[Begin INPUT MATERIAL]

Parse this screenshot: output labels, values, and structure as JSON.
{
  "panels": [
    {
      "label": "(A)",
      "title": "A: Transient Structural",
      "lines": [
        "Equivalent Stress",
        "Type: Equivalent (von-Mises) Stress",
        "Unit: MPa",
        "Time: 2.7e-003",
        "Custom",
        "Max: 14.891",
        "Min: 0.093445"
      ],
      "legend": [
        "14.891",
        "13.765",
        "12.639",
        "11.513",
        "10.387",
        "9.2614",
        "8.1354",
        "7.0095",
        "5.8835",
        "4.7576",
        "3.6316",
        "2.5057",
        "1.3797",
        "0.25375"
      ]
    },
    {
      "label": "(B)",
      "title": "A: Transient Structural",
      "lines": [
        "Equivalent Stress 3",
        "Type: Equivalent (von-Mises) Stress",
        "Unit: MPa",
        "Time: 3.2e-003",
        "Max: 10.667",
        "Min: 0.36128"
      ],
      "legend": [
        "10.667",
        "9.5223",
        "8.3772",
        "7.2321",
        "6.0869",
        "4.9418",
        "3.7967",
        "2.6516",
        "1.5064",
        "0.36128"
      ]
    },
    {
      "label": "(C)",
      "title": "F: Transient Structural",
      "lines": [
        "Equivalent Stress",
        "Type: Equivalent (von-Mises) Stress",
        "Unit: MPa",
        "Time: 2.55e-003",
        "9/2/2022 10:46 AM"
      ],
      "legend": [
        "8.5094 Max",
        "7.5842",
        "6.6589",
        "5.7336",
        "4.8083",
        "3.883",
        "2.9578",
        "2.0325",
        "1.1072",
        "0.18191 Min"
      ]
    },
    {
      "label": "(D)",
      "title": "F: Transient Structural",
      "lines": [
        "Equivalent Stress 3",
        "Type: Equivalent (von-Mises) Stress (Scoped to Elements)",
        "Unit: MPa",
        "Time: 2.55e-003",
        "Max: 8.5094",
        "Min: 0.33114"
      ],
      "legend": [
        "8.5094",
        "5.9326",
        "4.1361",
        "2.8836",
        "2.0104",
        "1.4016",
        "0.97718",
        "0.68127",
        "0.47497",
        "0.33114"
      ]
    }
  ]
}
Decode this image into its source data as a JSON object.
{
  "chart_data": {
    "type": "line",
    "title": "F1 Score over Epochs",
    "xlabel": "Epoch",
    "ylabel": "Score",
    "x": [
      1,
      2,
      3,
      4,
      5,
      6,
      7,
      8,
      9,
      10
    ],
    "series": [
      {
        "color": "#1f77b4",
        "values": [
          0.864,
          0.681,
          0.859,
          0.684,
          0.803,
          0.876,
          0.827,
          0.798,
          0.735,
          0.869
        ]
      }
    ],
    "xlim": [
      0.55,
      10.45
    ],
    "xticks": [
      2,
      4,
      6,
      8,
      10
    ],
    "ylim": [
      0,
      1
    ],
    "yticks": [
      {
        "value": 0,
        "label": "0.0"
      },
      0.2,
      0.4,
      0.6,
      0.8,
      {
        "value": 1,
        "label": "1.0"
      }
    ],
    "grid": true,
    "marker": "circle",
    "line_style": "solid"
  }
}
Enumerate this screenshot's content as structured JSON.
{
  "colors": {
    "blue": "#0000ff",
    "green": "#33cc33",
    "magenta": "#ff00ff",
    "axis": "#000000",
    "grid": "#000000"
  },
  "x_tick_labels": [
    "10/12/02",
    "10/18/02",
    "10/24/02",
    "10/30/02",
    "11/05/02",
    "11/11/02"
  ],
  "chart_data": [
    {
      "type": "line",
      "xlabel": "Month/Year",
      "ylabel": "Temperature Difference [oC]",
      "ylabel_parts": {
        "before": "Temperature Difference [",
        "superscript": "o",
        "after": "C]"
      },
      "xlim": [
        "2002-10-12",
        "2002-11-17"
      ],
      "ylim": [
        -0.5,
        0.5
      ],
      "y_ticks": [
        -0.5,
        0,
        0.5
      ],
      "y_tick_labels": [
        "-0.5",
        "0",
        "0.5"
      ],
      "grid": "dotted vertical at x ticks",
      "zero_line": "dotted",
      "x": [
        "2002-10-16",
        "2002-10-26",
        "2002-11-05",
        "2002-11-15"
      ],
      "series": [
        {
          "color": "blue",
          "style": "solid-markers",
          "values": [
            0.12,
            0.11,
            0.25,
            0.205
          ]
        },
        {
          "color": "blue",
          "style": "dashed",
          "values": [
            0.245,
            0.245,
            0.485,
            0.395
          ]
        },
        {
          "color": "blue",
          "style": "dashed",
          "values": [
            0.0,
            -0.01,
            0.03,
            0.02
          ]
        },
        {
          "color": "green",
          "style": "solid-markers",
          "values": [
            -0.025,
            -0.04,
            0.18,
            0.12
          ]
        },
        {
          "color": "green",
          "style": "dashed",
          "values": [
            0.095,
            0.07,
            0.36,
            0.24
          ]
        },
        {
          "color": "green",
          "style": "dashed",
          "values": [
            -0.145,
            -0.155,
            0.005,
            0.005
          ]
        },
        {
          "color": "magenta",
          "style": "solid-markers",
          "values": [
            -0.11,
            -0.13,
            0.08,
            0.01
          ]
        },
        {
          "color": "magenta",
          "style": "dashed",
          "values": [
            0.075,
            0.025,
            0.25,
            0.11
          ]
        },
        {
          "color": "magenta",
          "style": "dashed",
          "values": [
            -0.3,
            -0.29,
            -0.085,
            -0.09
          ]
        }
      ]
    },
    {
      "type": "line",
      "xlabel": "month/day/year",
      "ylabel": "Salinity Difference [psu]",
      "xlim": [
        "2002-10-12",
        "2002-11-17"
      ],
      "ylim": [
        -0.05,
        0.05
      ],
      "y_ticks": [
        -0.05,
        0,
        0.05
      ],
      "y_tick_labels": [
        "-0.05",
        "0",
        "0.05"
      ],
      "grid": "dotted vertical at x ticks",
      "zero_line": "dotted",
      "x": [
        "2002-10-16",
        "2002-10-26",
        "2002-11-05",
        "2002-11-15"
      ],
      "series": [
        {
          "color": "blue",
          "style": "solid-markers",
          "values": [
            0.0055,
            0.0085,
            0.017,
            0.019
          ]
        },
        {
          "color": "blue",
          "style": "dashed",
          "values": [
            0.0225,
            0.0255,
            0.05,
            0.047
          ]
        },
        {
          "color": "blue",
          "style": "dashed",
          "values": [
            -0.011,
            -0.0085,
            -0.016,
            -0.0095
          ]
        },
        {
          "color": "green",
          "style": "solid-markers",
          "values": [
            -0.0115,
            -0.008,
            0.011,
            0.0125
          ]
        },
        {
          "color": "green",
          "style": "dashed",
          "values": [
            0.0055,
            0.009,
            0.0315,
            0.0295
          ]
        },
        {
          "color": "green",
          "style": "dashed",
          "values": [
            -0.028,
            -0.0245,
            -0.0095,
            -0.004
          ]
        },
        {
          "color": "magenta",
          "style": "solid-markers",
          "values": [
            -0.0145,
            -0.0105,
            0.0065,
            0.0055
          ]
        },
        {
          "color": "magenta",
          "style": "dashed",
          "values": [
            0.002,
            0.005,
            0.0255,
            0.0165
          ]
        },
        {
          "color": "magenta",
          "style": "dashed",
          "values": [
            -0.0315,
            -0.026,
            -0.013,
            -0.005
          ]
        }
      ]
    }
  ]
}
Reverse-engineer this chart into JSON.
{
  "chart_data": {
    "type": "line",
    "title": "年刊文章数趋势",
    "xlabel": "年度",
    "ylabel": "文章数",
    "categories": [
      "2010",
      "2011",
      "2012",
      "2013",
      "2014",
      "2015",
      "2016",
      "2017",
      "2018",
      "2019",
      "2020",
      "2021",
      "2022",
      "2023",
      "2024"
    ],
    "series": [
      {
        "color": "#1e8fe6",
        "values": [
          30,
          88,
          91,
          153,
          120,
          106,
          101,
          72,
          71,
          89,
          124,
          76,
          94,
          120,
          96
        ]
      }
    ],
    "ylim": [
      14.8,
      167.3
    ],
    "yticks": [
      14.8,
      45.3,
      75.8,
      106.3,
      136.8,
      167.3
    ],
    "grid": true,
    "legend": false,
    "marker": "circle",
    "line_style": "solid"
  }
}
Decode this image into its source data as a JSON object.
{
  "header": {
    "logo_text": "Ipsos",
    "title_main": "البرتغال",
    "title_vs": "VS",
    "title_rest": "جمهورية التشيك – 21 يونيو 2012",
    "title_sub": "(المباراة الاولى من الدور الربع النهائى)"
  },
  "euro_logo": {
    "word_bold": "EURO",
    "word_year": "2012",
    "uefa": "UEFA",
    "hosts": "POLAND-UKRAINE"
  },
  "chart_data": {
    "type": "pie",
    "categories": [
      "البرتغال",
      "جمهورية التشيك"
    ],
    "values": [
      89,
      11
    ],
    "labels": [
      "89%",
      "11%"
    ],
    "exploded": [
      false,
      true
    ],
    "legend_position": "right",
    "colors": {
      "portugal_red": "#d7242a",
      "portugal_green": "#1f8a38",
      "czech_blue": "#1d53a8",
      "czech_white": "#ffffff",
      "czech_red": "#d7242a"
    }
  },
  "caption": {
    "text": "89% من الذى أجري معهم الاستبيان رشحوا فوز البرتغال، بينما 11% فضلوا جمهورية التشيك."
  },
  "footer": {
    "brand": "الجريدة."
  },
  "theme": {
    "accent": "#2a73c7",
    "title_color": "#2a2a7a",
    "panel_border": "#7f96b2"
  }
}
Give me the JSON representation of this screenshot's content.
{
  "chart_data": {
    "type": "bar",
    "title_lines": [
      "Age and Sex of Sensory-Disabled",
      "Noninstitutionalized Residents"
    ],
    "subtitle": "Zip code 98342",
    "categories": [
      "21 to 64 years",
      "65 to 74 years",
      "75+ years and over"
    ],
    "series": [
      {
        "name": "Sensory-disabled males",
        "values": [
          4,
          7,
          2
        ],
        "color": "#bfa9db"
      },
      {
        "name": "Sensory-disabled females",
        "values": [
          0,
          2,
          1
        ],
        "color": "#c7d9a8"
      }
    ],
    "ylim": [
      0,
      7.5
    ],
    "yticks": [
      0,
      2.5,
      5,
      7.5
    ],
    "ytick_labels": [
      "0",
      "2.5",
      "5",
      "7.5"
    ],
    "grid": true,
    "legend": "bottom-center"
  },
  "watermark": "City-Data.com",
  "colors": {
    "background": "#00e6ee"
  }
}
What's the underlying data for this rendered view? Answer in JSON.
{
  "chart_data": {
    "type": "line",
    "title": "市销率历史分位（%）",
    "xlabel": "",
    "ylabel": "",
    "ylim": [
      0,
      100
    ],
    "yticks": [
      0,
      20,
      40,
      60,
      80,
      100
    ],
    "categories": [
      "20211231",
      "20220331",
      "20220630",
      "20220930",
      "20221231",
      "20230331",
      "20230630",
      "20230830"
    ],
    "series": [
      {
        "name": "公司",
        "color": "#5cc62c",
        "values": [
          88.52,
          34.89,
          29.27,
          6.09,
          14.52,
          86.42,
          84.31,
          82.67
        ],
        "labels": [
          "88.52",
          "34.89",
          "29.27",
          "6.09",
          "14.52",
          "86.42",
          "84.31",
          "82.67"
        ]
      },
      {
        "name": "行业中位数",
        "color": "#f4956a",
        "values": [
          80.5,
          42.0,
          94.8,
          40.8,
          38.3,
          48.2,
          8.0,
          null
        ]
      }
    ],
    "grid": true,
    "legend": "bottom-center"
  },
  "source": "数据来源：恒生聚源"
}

[End INPUT MATERIAL]

Show the lines of the data that hold the word "name".

        "name": "Sensory-disabled males",
        "name": "Sensory-disabled females",
        "name": "公司",
        "name": "行业中位数",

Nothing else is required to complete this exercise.